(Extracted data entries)
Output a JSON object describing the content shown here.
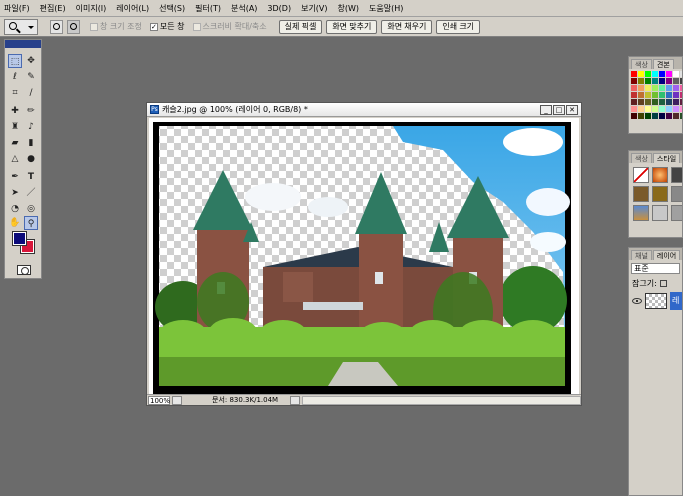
{
  "menu": [
    "파일(F)",
    "편집(E)",
    "이미지(I)",
    "레이어(L)",
    "선택(S)",
    "필터(T)",
    "분석(A)",
    "3D(D)",
    "보기(V)",
    "창(W)",
    "도움말(H)"
  ],
  "options": {
    "resize_windows": "창 크기 조정",
    "all_windows": "모든 창",
    "scrubby_zoom": "스크러비 확대/축소",
    "actual_pixels": "실제 픽셀",
    "fit_screen": "화면 맞추기",
    "fill_screen": "화면 채우기",
    "print_size": "인쇄 크기"
  },
  "document": {
    "title": "캐슬2.jpg @ 100% (레이어 0, RGB/8) *",
    "zoom": "100%",
    "doc_info": "문서: 830.3K/1.04M"
  },
  "panels": {
    "swatches_tabs": [
      "색상",
      "견본"
    ],
    "styles_tabs": [
      "색상",
      "스타일"
    ],
    "layers_tabs": [
      "채널",
      "레이어"
    ],
    "blend_mode": "표준",
    "lock_label": "잠그기:",
    "layer_name": "레"
  },
  "colors": {
    "foreground": "#0c0b7a",
    "background": "#d8163a",
    "selected_layer": "#3168c9"
  }
}
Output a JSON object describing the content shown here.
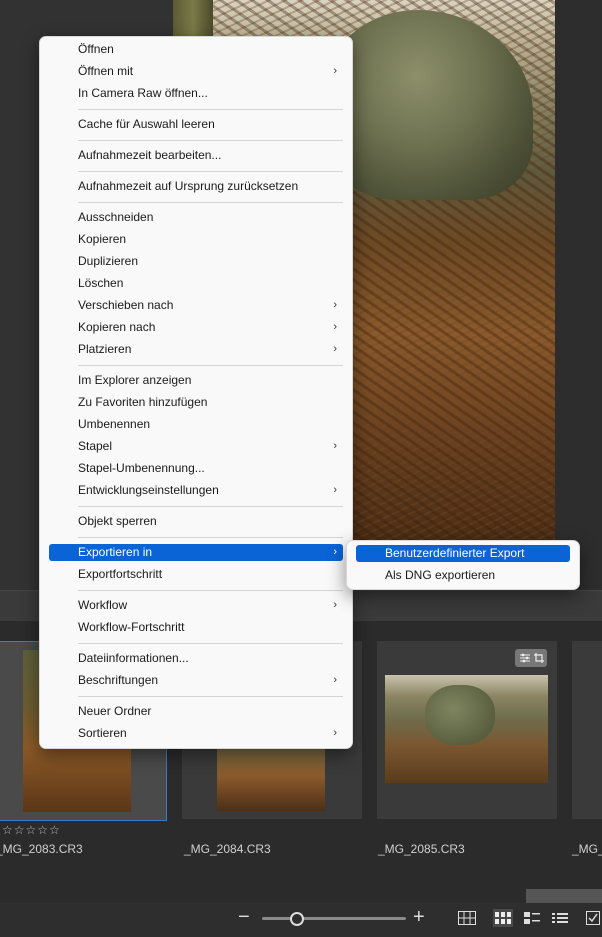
{
  "context_menu": {
    "items": [
      {
        "label": "Öffnen"
      },
      {
        "label": "Öffnen mit"
      },
      {
        "label": "In Camera Raw öffnen..."
      },
      {
        "label": "Cache für Auswahl leeren"
      },
      {
        "label": "Aufnahmezeit bearbeiten..."
      },
      {
        "label": "Aufnahmezeit auf Ursprung zurücksetzen"
      },
      {
        "label": "Ausschneiden"
      },
      {
        "label": "Kopieren"
      },
      {
        "label": "Duplizieren"
      },
      {
        "label": "Löschen"
      },
      {
        "label": "Verschieben nach"
      },
      {
        "label": "Kopieren nach"
      },
      {
        "label": "Platzieren"
      },
      {
        "label": "Im Explorer anzeigen"
      },
      {
        "label": "Zu Favoriten hinzufügen"
      },
      {
        "label": "Umbenennen"
      },
      {
        "label": "Stapel"
      },
      {
        "label": "Stapel-Umbenennung..."
      },
      {
        "label": "Entwicklungseinstellungen"
      },
      {
        "label": "Objekt sperren"
      },
      {
        "label": "Exportieren in"
      },
      {
        "label": "Exportfortschritt"
      },
      {
        "label": "Workflow"
      },
      {
        "label": "Workflow-Fortschritt"
      },
      {
        "label": "Dateiinformationen..."
      },
      {
        "label": "Beschriftungen"
      },
      {
        "label": "Neuer Ordner"
      },
      {
        "label": "Sortieren"
      }
    ],
    "submenu_arrow": "›"
  },
  "submenu": {
    "items": [
      {
        "label": "Benutzerdefinierter Export"
      },
      {
        "label": "Als DNG exportieren"
      }
    ]
  },
  "filmstrip": {
    "items": [
      {
        "filename": "_MG_2083.CR3",
        "rating": "☆☆☆☆☆",
        "selected": true
      },
      {
        "filename": "_MG_2084.CR3"
      },
      {
        "filename": "_MG_2085.CR3"
      },
      {
        "filename": "_MG_"
      }
    ]
  },
  "icons": {
    "submenu": "chevron-right-icon",
    "badge": "adjustments-crop-badge-icon",
    "zoom_out": "minus-icon",
    "zoom_in": "plus-icon",
    "views": [
      "grid-view-icon",
      "thumbnails-view-icon",
      "details-view-icon",
      "list-view-icon",
      "checkbox-icon"
    ]
  },
  "zoom": {
    "minus": "−",
    "plus": "+",
    "level": 0.2
  },
  "colors": {
    "highlight": "#0a64d6",
    "selection_border": "#2f7fd6"
  }
}
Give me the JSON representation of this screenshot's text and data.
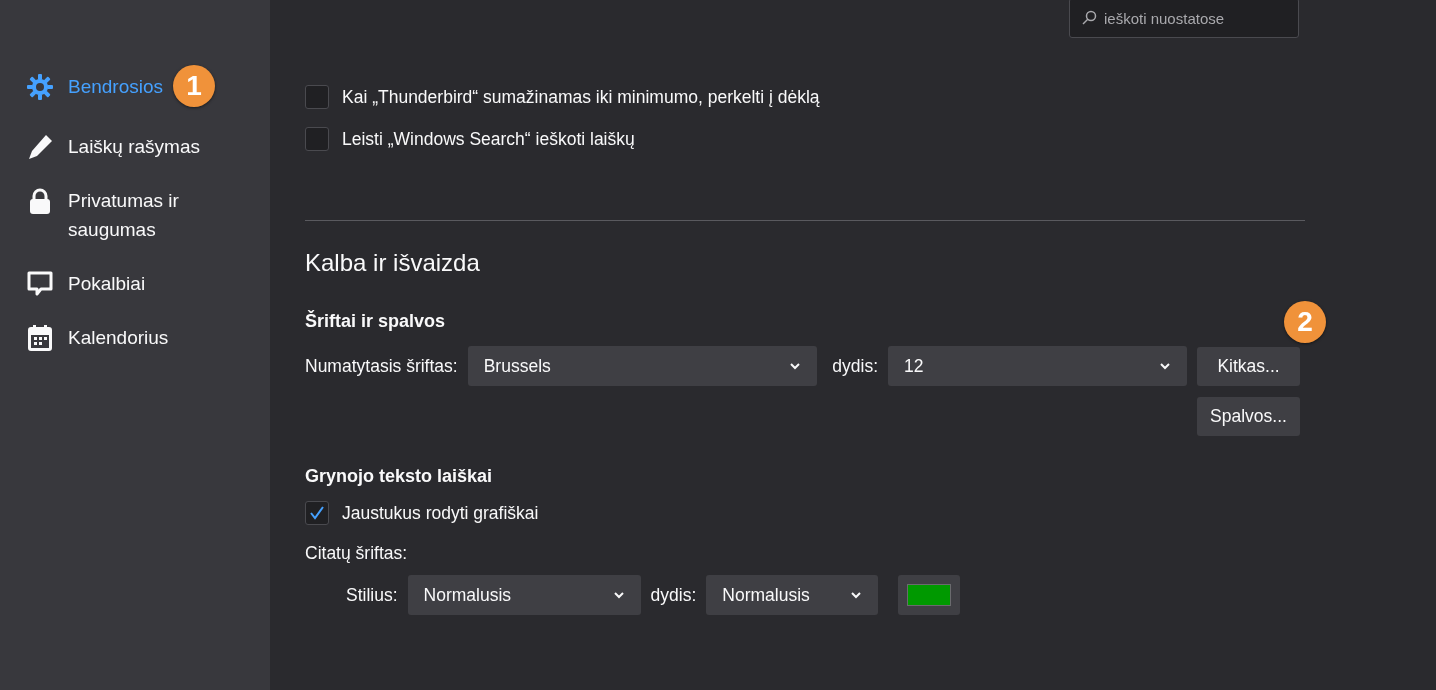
{
  "search": {
    "placeholder": "ieškoti nuostatose"
  },
  "sidebar": {
    "items": [
      {
        "label": "Bendrosios",
        "selected": true,
        "badge": "1"
      },
      {
        "label": "Laiškų rašymas",
        "selected": false
      },
      {
        "label": "Privatumas ir saugumas",
        "selected": false
      },
      {
        "label": "Pokalbiai",
        "selected": false
      },
      {
        "label": "Kalendorius",
        "selected": false
      }
    ]
  },
  "general_options": [
    {
      "label": "Kai „Thunderbird“ sumažinamas iki minimumo, perkelti į dėklą",
      "checked": false
    },
    {
      "label": "Leisti „Windows Search“ ieškoti laiškų",
      "checked": false
    }
  ],
  "section_title": "Kalba ir išvaizda",
  "fonts": {
    "title": "Šriftai ir spalvos",
    "badge": "2",
    "default_font_label": "Numatytasis šriftas:",
    "default_font": "Brussels",
    "size_label": "dydis:",
    "size": "12",
    "advanced_button": "Kitkas...",
    "colors_button": "Spalvos..."
  },
  "plain_text": {
    "title": "Grynojo teksto laiškai",
    "emoticons": {
      "label": "Jaustukus rodyti grafiškai",
      "checked": true
    },
    "quote_font_label": "Citatų šriftas:",
    "style_label": "Stilius:",
    "style": "Normalusis",
    "size_label": "dydis:",
    "size": "Normalusis"
  }
}
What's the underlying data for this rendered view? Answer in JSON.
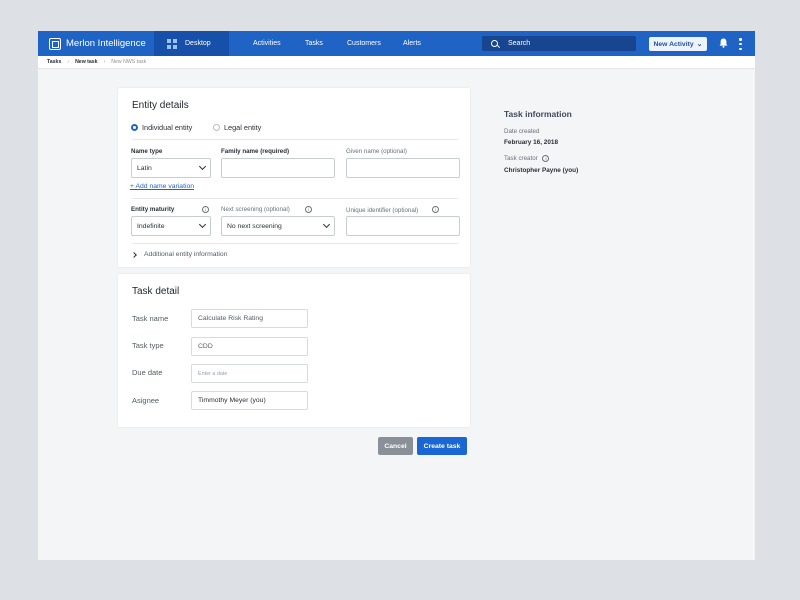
{
  "app": {
    "name": "Merlon Intelligence"
  },
  "nav": {
    "desktop": "Desktop",
    "links": [
      "Activities",
      "Tasks",
      "Customers",
      "Alerts"
    ],
    "search_placeholder": "Search",
    "new_activity": "New Activity"
  },
  "breadcrumb": {
    "items": [
      "Tasks",
      "New task"
    ],
    "current": "New NWS task"
  },
  "entity": {
    "title": "Entity details",
    "type_options": [
      "Individual entity",
      "Legal entity"
    ],
    "name_type_label": "Name type",
    "name_type_value": "Latin",
    "family_name_label": "Family name (required)",
    "given_name_label": "Given name (optional)",
    "add_variation": "+ Add name variation",
    "maturity_label": "Entity maturity",
    "maturity_value": "Indefinite",
    "next_screening_label": "Next screening (optional)",
    "next_screening_value": "No next screening",
    "unique_id_label": "Unique identifier (optional)",
    "additional_info": "Additional entity information"
  },
  "task": {
    "title": "Task detail",
    "name_label": "Task name",
    "name_value": "Calculate Risk Rating",
    "type_label": "Task type",
    "type_value": "CDD",
    "due_label": "Due date",
    "due_placeholder": "Enter a date",
    "assignee_label": "Asignee",
    "assignee_value": "Timmothy Meyer (you)"
  },
  "actions": {
    "cancel": "Cancel",
    "create": "Create task"
  },
  "info": {
    "title": "Task information",
    "date_created_label": "Date created",
    "date_created_value": "February 16, 2018",
    "creator_label": "Task creator",
    "creator_value": "Christopher Payne (you)"
  },
  "colors": {
    "primary": "#1f64c4",
    "nav_dark": "#1650a8",
    "cancel": "#8a9097"
  },
  "icons": [
    "logo-icon",
    "grid-icon",
    "search-icon",
    "chevron-down-icon",
    "bell-icon",
    "kebab-icon",
    "info-icon",
    "chevron-right-icon"
  ]
}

**Short task**
Read through the data and copy every line where "Stapel" shows up.

**Problem solution**
        "label": "Stapel"
        "label": "Stapel-Umbenennung..."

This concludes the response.